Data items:
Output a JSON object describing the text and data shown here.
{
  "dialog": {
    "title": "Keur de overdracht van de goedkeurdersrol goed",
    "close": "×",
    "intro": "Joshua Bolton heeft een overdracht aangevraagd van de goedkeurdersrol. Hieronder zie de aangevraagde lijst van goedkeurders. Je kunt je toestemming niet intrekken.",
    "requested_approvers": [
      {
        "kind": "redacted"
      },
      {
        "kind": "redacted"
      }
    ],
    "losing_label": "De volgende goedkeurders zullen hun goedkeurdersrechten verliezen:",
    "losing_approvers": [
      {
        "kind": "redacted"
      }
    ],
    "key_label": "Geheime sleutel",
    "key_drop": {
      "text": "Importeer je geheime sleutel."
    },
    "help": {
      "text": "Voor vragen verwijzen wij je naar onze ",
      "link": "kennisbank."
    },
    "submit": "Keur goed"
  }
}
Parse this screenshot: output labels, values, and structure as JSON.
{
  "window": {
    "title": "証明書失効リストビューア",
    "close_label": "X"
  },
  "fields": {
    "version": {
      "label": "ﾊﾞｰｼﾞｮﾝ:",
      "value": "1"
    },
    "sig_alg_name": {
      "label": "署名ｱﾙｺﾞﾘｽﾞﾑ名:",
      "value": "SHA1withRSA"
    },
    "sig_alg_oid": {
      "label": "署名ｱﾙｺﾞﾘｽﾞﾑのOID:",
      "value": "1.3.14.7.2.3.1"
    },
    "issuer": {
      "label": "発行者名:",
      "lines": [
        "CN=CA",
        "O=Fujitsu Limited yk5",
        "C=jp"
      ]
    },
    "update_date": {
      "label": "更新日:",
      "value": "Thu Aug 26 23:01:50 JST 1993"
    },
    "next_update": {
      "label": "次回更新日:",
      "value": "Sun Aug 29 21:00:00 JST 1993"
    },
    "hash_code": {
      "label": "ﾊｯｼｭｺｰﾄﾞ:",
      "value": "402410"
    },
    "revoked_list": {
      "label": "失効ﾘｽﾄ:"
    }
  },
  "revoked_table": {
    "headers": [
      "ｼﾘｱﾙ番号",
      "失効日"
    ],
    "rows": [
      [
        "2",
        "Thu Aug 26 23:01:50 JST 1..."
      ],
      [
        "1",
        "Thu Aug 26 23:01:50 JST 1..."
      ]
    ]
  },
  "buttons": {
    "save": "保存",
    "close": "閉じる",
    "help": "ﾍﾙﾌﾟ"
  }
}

**What the task requires:** Give an exact repetition of all the material.

**Exercise answer:**
Output a JSON object describing the text and data shown here.
{
  "dialog": {
    "title": "Keur de overdracht van de goedkeurdersrol goed",
    "close": "×",
    "intro": "Joshua Bolton heeft een overdracht aangevraagd van de goedkeurdersrol. Hieronder zie de aangevraagde lijst van goedkeurders. Je kunt je toestemming niet intrekken.",
    "requested_approvers": [
      {
        "kind": "redacted"
      },
      {
        "kind": "redacted"
      }
    ],
    "losing_label": "De volgende goedkeurders zullen hun goedkeurdersrechten verliezen:",
    "losing_approvers": [
      {
        "kind": "redacted"
      }
    ],
    "key_label": "Geheime sleutel",
    "key_drop": {
      "text": "Importeer je geheime sleutel."
    },
    "help": {
      "text": "Voor vragen verwijzen wij je naar onze ",
      "link": "kennisbank."
    },
    "submit": "Keur goed"
  }
}
Parse this screenshot: output labels, values, and structure as JSON.
{
  "window": {
    "title": "証明書失効リストビューア",
    "close_label": "X"
  },
  "fields": {
    "version": {
      "label": "ﾊﾞｰｼﾞｮﾝ:",
      "value": "1"
    },
    "sig_alg_name": {
      "label": "署名ｱﾙｺﾞﾘｽﾞﾑ名:",
      "value": "SHA1withRSA"
    },
    "sig_alg_oid": {
      "label": "署名ｱﾙｺﾞﾘｽﾞﾑのOID:",
      "value": "1.3.14.7.2.3.1"
    },
    "issuer": {
      "label": "発行者名:",
      "lines": [
        "CN=CA",
        "O=Fujitsu Limited yk5",
        "C=jp"
      ]
    },
    "update_date": {
      "label": "更新日:",
      "value": "Thu Aug 26 23:01:50 JST 1993"
    },
    "next_update": {
      "label": "次回更新日:",
      "value": "Sun Aug 29 21:00:00 JST 1993"
    },
    "hash_code": {
      "label": "ﾊｯｼｭｺｰﾄﾞ:",
      "value": "402410"
    },
    "revoked_list": {
      "label": "失効ﾘｽﾄ:"
    }
  },
  "revoked_table": {
    "headers": [
      "ｼﾘｱﾙ番号",
      "失効日"
    ],
    "rows": [
      [
        "2",
        "Thu Aug 26 23:01:50 JST 1..."
      ],
      [
        "1",
        "Thu Aug 26 23:01:50 JST 1..."
      ]
    ]
  },
  "buttons": {
    "save": "保存",
    "close": "閉じる",
    "help": "ﾍﾙﾌﾟ"
  }
}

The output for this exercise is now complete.